Transcribe the full passage on the mapmaker Samuel Augustus Mitchell word for word, without changing anything.

Passage provided:
———
Samuel Augustus Mitchell (March 20, 1792 - December 20, 1868) began his map publishing career in the early 1830s. Mitchell was born in Bristol, Connecticut. He relocated to Philadelphia in 1821. Having worked as a school teacher and a geographical writer, Mitchell was frustrated with the low quality and inaccuracy of school texts of the period. His first maps were an attempt to rectify this problem. In the next 20 years Mitchell would become the most prominent American map publisher of the mid-19th century. Mitchell worked with prominent engravers J. H. Young, H. S. Tanner, and H. N. Burroughs before attaining the full copyright on his maps in 1847. In 1849 Mitchell either partnered with or sold his plates to Thomas, Cowperthwait and Company who continued to publish the Mitchell's Universal Atlas. By about 1856 most of the Mitchell plates and copyrights were acquired by Charles Desilver who continued to publish the maps, many with modified borders and color schemes, until Mitchell's son, Samuel Augustus Mitchell Junior, entered the picture. In 1859, S.A. Mitchell Jr. purchased most of the plates back from Desilver and introduced his own floral motif border. From 1860 on, he published his own editions of the New General Atlas. The younger Mitchell became as prominent as his father, publishing maps and atlases until 1887, when most of the copyrights were again sold and the Mitchell firm closed its doors for the final time. More by this mapmaker...
———
Records from a data collection:
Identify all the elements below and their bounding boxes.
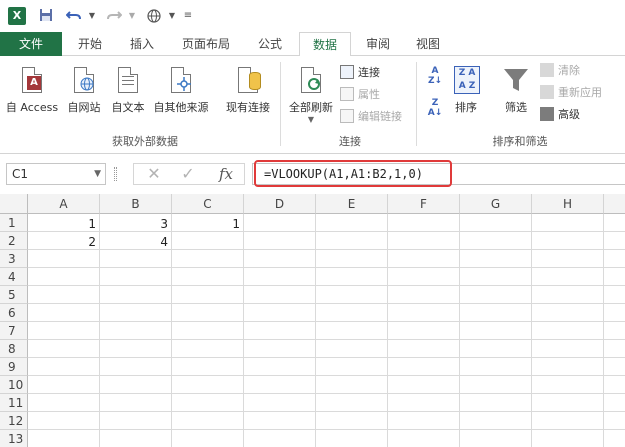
filter-icon [501, 64, 531, 96]
refresh-dropdown-icon: ▼ [307, 115, 315, 124]
sort-za-icon: Z A↓ [427, 98, 443, 118]
from-text-button[interactable]: 自文本 [106, 64, 150, 115]
undo-icon[interactable] [65, 8, 82, 24]
advanced-button[interactable]: 高级 [540, 106, 580, 124]
tab-data[interactable]: 数据 [299, 32, 351, 57]
cell-area[interactable]: 1 3 1 2 4 [28, 214, 625, 447]
reapply-button[interactable]: 重新应用 [540, 84, 602, 102]
column-header-f[interactable]: F [388, 194, 460, 214]
row-header-11[interactable]: 11 [0, 394, 28, 412]
from-web-button[interactable]: 自网站 [62, 64, 106, 115]
refresh-all-button[interactable]: 全部刷新 ▼ [284, 64, 338, 124]
formula-buttons: ✕ ✓ fx [133, 163, 245, 185]
row-header-3[interactable]: 3 [0, 250, 28, 268]
worksheet-grid: A B C D E F G H 1 2 3 4 5 6 7 8 9 10 11 12 13 1 3 1 … [0, 194, 625, 447]
tab-insert[interactable]: 插入 [118, 32, 166, 56]
name-box[interactable]: C1 ▼ [6, 163, 106, 185]
column-header-a[interactable]: A [28, 194, 100, 214]
properties-button[interactable]: 属性 [340, 86, 380, 104]
row-header-7[interactable]: 7 [0, 322, 28, 340]
refresh-icon [296, 64, 326, 96]
access-icon: A [17, 64, 47, 96]
ribbon-tabs: 文件 开始 插入 页面布局 公式 数据 审阅 视图 [0, 32, 625, 57]
undo-dropdown-icon[interactable]: ▼ [84, 8, 100, 24]
excel-logo-icon: X [8, 7, 26, 25]
quick-access-toolbar: X ▼ ▼ ▼ ≡ [0, 0, 625, 32]
save-icon[interactable] [38, 8, 54, 24]
column-header-b[interactable]: B [100, 194, 172, 214]
tab-review[interactable]: 审阅 [356, 32, 400, 56]
sort-az-icon: A Z↓ [427, 66, 443, 86]
formula-bar: C1 ▼ ✕ ✓ fx =VLOOKUP(A1,A1:B2,1,0) [0, 154, 625, 194]
column-header-c[interactable]: C [172, 194, 244, 214]
existing-connections-icon [233, 64, 263, 96]
column-header-partial[interactable] [604, 194, 625, 214]
row-header-1[interactable]: 1 [0, 214, 28, 232]
group-label-get-external-data: 获取外部数据 [112, 135, 178, 148]
edit-links-icon [340, 109, 354, 123]
web-icon [69, 64, 99, 96]
row-header-5[interactable]: 5 [0, 286, 28, 304]
tab-view[interactable]: 视图 [406, 32, 450, 56]
tab-formulas[interactable]: 公式 [246, 32, 294, 56]
reapply-icon [540, 85, 554, 99]
connections-button[interactable]: 连接 [340, 64, 380, 82]
row-header-13[interactable]: 13 [0, 430, 28, 447]
text-file-icon [113, 64, 143, 96]
cell-b1[interactable]: 3 [100, 215, 172, 233]
column-header-d[interactable]: D [244, 194, 316, 214]
name-box-dropdown-icon[interactable]: ▼ [94, 164, 101, 184]
clear-button[interactable]: 清除 [540, 62, 580, 80]
row-header-8[interactable]: 8 [0, 340, 28, 358]
resize-handle[interactable] [114, 167, 117, 181]
filter-button[interactable]: 筛选 [496, 64, 536, 115]
select-all-corner[interactable] [0, 194, 28, 214]
redo-icon[interactable] [106, 8, 123, 24]
row-header-4[interactable]: 4 [0, 268, 28, 286]
connections-icon [340, 65, 354, 79]
enter-icon[interactable]: ✓ [174, 164, 202, 184]
group-separator [416, 62, 417, 146]
tab-home[interactable]: 开始 [66, 32, 114, 56]
globe-dropdown-icon[interactable]: ▼ [164, 8, 180, 24]
tab-page-layout[interactable]: 页面布局 [172, 32, 240, 56]
redo-dropdown-icon[interactable]: ▼ [124, 8, 140, 24]
other-sources-icon [166, 64, 196, 96]
edit-links-button[interactable]: 编辑链接 [340, 108, 402, 126]
group-label-connections: 连接 [339, 135, 361, 148]
sort-icon: Z AA Z [451, 64, 481, 96]
advanced-filter-icon [540, 107, 554, 121]
cell-a2[interactable]: 2 [28, 233, 100, 251]
sort-ascending-button[interactable]: A Z↓ [424, 66, 446, 86]
globe-icon[interactable] [146, 8, 162, 24]
row-header-2[interactable]: 2 [0, 232, 28, 250]
tab-file[interactable]: 文件 [0, 32, 62, 56]
column-header-h[interactable]: H [532, 194, 604, 214]
customize-icon[interactable]: ≡ [180, 8, 196, 24]
row-header-10[interactable]: 10 [0, 376, 28, 394]
ribbon: A 自 Access 自网站 自文本 自其他来源 现有连接 获取外部数据 全部刷… [0, 56, 625, 154]
from-other-sources-button[interactable]: 自其他来源 [150, 64, 212, 115]
cancel-icon[interactable]: ✕ [140, 164, 168, 184]
formula-text[interactable]: =VLOOKUP(A1,A1:B2,1,0) [264, 163, 423, 185]
group-separator [280, 62, 281, 146]
cell-c1[interactable]: 1 [172, 215, 244, 233]
from-access-button[interactable]: A 自 Access [4, 64, 60, 115]
row-header-6[interactable]: 6 [0, 304, 28, 322]
insert-function-icon[interactable]: fx [212, 164, 240, 184]
properties-icon [340, 87, 354, 101]
row-header-9[interactable]: 9 [0, 358, 28, 376]
cell-a1[interactable]: 1 [28, 215, 100, 233]
cell-b2[interactable]: 4 [100, 233, 172, 251]
column-header-e[interactable]: E [316, 194, 388, 214]
group-label-sort-filter: 排序和筛选 [492, 135, 548, 148]
existing-connections-button[interactable]: 现有连接 [220, 64, 276, 115]
row-header-12[interactable]: 12 [0, 412, 28, 430]
column-header-g[interactable]: G [460, 194, 532, 214]
clear-filter-icon [540, 63, 554, 77]
sort-button[interactable]: Z AA Z 排序 [448, 64, 484, 115]
sort-descending-button[interactable]: Z A↓ [424, 98, 446, 118]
———
Result of this task:
Samuel Augustus Mitchell (March 20, 1792 - December 20, 1868) began his map publishing career in the early 1830s. Mitchell was born in Bristol, Connecticut. He relocated to Philadelphia in 1821. Having worked as a school teacher and a geographical writer, Mitchell was frustrated with the low quality and inaccuracy of school texts of the period. His first maps were an attempt to rectify this problem. In the next 20 years Mitchell would become the most prominent American map publisher of the mid-19th century. Mitchell worked with prominent engravers J. H. Young, H. S. Tanner, and H. N. Burroughs before attaining the full copyright on his maps in 1847. In 1849 Mitchell either partnered with or sold his plates to Thomas, Cowperthwait and Company who continued to publish the Mitchell's Universal Atlas. By about 1856 most of the Mitchell plates and copyrights were acquired by Charles Desilver who continued to publish the maps, many with modified borders and color schemes, until Mitchell's son, Samuel Augustus Mitchell Junior, entered the picture. In 1859, S.A. Mitchell Jr. purchased most of the plates back from Desilver and introduced his own floral motif border. From 1860 on, he published his own editions of the New General Atlas. The younger Mitchell became as prominent as his father, publishing maps and atlases until 1887, when most of the copyrights were again sold and the Mitchell firm closed its doors for the final time. More by this mapmaker...